- **Task to complete**
Beneath this task is a listing; retype all of it exactly.

- **Listed entries**
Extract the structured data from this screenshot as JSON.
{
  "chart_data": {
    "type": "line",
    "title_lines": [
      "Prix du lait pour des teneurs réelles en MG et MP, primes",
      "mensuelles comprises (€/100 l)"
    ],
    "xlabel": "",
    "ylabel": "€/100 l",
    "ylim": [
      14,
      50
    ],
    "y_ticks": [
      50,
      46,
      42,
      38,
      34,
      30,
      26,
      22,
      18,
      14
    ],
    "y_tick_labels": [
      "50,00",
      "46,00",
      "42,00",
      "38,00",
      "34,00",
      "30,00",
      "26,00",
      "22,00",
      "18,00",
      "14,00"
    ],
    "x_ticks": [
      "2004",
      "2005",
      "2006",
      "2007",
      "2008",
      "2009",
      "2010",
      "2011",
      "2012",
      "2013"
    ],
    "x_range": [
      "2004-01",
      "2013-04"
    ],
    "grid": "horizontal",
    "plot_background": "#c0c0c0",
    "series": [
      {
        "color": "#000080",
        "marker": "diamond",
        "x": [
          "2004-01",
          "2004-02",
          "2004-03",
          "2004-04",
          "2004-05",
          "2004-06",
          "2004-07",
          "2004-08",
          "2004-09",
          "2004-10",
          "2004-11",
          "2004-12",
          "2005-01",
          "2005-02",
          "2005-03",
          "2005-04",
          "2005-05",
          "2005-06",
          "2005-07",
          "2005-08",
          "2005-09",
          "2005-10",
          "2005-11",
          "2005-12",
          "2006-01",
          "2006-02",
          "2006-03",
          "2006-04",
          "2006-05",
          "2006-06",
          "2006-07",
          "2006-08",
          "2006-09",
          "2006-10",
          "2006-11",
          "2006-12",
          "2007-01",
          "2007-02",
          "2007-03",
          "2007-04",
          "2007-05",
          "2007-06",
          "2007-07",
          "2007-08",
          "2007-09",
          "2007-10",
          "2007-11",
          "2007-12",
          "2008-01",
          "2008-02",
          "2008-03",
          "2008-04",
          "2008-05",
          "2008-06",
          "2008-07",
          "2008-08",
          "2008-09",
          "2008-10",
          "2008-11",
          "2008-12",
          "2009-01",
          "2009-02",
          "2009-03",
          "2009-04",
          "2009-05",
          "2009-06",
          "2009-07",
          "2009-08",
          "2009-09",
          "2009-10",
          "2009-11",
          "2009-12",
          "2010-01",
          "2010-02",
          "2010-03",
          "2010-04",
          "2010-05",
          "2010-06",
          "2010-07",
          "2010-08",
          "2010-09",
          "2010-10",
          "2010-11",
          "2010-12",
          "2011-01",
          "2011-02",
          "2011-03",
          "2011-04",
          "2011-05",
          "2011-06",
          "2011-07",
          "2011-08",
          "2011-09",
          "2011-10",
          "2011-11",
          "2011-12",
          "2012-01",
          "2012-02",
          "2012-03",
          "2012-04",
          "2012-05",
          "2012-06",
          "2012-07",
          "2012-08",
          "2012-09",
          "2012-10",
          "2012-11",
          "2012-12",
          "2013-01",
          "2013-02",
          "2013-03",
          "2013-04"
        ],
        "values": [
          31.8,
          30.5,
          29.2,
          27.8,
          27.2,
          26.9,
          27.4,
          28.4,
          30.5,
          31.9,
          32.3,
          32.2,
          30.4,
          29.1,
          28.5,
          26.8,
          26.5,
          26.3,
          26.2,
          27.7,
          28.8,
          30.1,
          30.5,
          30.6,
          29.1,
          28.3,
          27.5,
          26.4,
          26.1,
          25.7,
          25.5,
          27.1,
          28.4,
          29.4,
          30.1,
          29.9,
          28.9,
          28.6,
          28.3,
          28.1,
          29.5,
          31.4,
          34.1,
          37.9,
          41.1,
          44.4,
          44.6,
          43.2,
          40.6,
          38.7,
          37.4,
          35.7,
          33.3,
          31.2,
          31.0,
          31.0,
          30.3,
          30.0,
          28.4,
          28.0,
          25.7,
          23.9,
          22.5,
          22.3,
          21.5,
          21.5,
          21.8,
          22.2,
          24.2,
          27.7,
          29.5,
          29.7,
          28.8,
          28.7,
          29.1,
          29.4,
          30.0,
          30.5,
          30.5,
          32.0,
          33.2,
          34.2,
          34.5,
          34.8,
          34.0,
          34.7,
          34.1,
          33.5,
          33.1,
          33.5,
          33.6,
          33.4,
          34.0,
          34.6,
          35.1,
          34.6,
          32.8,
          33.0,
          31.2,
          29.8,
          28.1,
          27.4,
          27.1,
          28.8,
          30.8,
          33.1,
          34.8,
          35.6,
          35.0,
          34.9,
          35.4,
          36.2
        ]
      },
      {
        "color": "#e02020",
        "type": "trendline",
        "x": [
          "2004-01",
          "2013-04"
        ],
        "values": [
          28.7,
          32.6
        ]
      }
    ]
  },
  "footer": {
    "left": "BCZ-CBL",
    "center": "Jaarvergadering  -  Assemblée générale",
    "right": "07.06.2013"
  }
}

- **The solution**
Extract the structured data from this screenshot as JSON.
{
  "chart_data": {
    "type": "line",
    "title_lines": [
      "Prix du lait pour des teneurs réelles en MG et MP, primes",
      "mensuelles comprises (€/100 l)"
    ],
    "xlabel": "",
    "ylabel": "€/100 l",
    "ylim": [
      14,
      50
    ],
    "y_ticks": [
      50,
      46,
      42,
      38,
      34,
      30,
      26,
      22,
      18,
      14
    ],
    "y_tick_labels": [
      "50,00",
      "46,00",
      "42,00",
      "38,00",
      "34,00",
      "30,00",
      "26,00",
      "22,00",
      "18,00",
      "14,00"
    ],
    "x_ticks": [
      "2004",
      "2005",
      "2006",
      "2007",
      "2008",
      "2009",
      "2010",
      "2011",
      "2012",
      "2013"
    ],
    "x_range": [
      "2004-01",
      "2013-04"
    ],
    "grid": "horizontal",
    "plot_background": "#c0c0c0",
    "series": [
      {
        "color": "#000080",
        "marker": "diamond",
        "x": [
          "2004-01",
          "2004-02",
          "2004-03",
          "2004-04",
          "2004-05",
          "2004-06",
          "2004-07",
          "2004-08",
          "2004-09",
          "2004-10",
          "2004-11",
          "2004-12",
          "2005-01",
          "2005-02",
          "2005-03",
          "2005-04",
          "2005-05",
          "2005-06",
          "2005-07",
          "2005-08",
          "2005-09",
          "2005-10",
          "2005-11",
          "2005-12",
          "2006-01",
          "2006-02",
          "2006-03",
          "2006-04",
          "2006-05",
          "2006-06",
          "2006-07",
          "2006-08",
          "2006-09",
          "2006-10",
          "2006-11",
          "2006-12",
          "2007-01",
          "2007-02",
          "2007-03",
          "2007-04",
          "2007-05",
          "2007-06",
          "2007-07",
          "2007-08",
          "2007-09",
          "2007-10",
          "2007-11",
          "2007-12",
          "2008-01",
          "2008-02",
          "2008-03",
          "2008-04",
          "2008-05",
          "2008-06",
          "2008-07",
          "2008-08",
          "2008-09",
          "2008-10",
          "2008-11",
          "2008-12",
          "2009-01",
          "2009-02",
          "2009-03",
          "2009-04",
          "2009-05",
          "2009-06",
          "2009-07",
          "2009-08",
          "2009-09",
          "2009-10",
          "2009-11",
          "2009-12",
          "2010-01",
          "2010-02",
          "2010-03",
          "2010-04",
          "2010-05",
          "2010-06",
          "2010-07",
          "2010-08",
          "2010-09",
          "2010-10",
          "2010-11",
          "2010-12",
          "2011-01",
          "2011-02",
          "2011-03",
          "2011-04",
          "2011-05",
          "2011-06",
          "2011-07",
          "2011-08",
          "2011-09",
          "2011-10",
          "2011-11",
          "2011-12",
          "2012-01",
          "2012-02",
          "2012-03",
          "2012-04",
          "2012-05",
          "2012-06",
          "2012-07",
          "2012-08",
          "2012-09",
          "2012-10",
          "2012-11",
          "2012-12",
          "2013-01",
          "2013-02",
          "2013-03",
          "2013-04"
        ],
        "values": [
          31.8,
          30.5,
          29.2,
          27.8,
          27.2,
          26.9,
          27.4,
          28.4,
          30.5,
          31.9,
          32.3,
          32.2,
          30.4,
          29.1,
          28.5,
          26.8,
          26.5,
          26.3,
          26.2,
          27.7,
          28.8,
          30.1,
          30.5,
          30.6,
          29.1,
          28.3,
          27.5,
          26.4,
          26.1,
          25.7,
          25.5,
          27.1,
          28.4,
          29.4,
          30.1,
          29.9,
          28.9,
          28.6,
          28.3,
          28.1,
          29.5,
          31.4,
          34.1,
          37.9,
          41.1,
          44.4,
          44.6,
          43.2,
          40.6,
          38.7,
          37.4,
          35.7,
          33.3,
          31.2,
          31.0,
          31.0,
          30.3,
          30.0,
          28.4,
          28.0,
          25.7,
          23.9,
          22.5,
          22.3,
          21.5,
          21.5,
          21.8,
          22.2,
          24.2,
          27.7,
          29.5,
          29.7,
          28.8,
          28.7,
          29.1,
          29.4,
          30.0,
          30.5,
          30.5,
          32.0,
          33.2,
          34.2,
          34.5,
          34.8,
          34.0,
          34.7,
          34.1,
          33.5,
          33.1,
          33.5,
          33.6,
          33.4,
          34.0,
          34.6,
          35.1,
          34.6,
          32.8,
          33.0,
          31.2,
          29.8,
          28.1,
          27.4,
          27.1,
          28.8,
          30.8,
          33.1,
          34.8,
          35.6,
          35.0,
          34.9,
          35.4,
          36.2
        ]
      },
      {
        "color": "#e02020",
        "type": "trendline",
        "x": [
          "2004-01",
          "2013-04"
        ],
        "values": [
          28.7,
          32.6
        ]
      }
    ]
  },
  "footer": {
    "left": "BCZ-CBL",
    "center": "Jaarvergadering  -  Assemblée générale",
    "right": "07.06.2013"
  }
}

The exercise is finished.